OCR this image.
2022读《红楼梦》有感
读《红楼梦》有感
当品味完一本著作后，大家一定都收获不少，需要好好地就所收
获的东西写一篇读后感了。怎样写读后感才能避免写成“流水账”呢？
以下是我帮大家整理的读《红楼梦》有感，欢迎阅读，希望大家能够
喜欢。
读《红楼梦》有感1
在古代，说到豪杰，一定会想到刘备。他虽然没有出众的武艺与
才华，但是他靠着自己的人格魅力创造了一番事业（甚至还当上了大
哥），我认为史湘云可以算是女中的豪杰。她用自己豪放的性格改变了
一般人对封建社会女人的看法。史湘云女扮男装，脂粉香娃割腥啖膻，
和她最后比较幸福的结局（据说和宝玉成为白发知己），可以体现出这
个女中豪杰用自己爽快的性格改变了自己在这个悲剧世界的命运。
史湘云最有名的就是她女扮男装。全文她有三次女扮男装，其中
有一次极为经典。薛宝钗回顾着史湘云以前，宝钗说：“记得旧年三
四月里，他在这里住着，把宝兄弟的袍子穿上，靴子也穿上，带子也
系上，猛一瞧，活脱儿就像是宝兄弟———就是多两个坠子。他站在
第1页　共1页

WHAT TO PRODUCE
Quote each line of the data above exactly as written.

WRITTEN RESPONSE
OCR this image.
2022读《红楼梦》有感
读《红楼梦》有感
当品味完一本著作后，大家一定都收获不少，需要好好地就所收
获的东西写一篇读后感了。怎样写读后感才能避免写成“流水账”呢？
以下是我帮大家整理的读《红楼梦》有感，欢迎阅读，希望大家能够
喜欢。
读《红楼梦》有感1
在古代，说到豪杰，一定会想到刘备。他虽然没有出众的武艺与
才华，但是他靠着自己的人格魅力创造了一番事业（甚至还当上了大
哥），我认为史湘云可以算是女中的豪杰。她用自己豪放的性格改变了
一般人对封建社会女人的看法。史湘云女扮男装，脂粉香娃割腥啖膻，
和她最后比较幸福的结局（据说和宝玉成为白发知己），可以体现出这
个女中豪杰用自己爽快的性格改变了自己在这个悲剧世界的命运。
史湘云最有名的就是她女扮男装。全文她有三次女扮男装，其中
有一次极为经典。薛宝钗回顾着史湘云以前，宝钗说：“记得旧年三
四月里，他在这里住着，把宝兄弟的袍子穿上，靴子也穿上，带子也
系上，猛一瞧，活脱儿就像是宝兄弟———就是多两个坠子。他站在
第1页　共1页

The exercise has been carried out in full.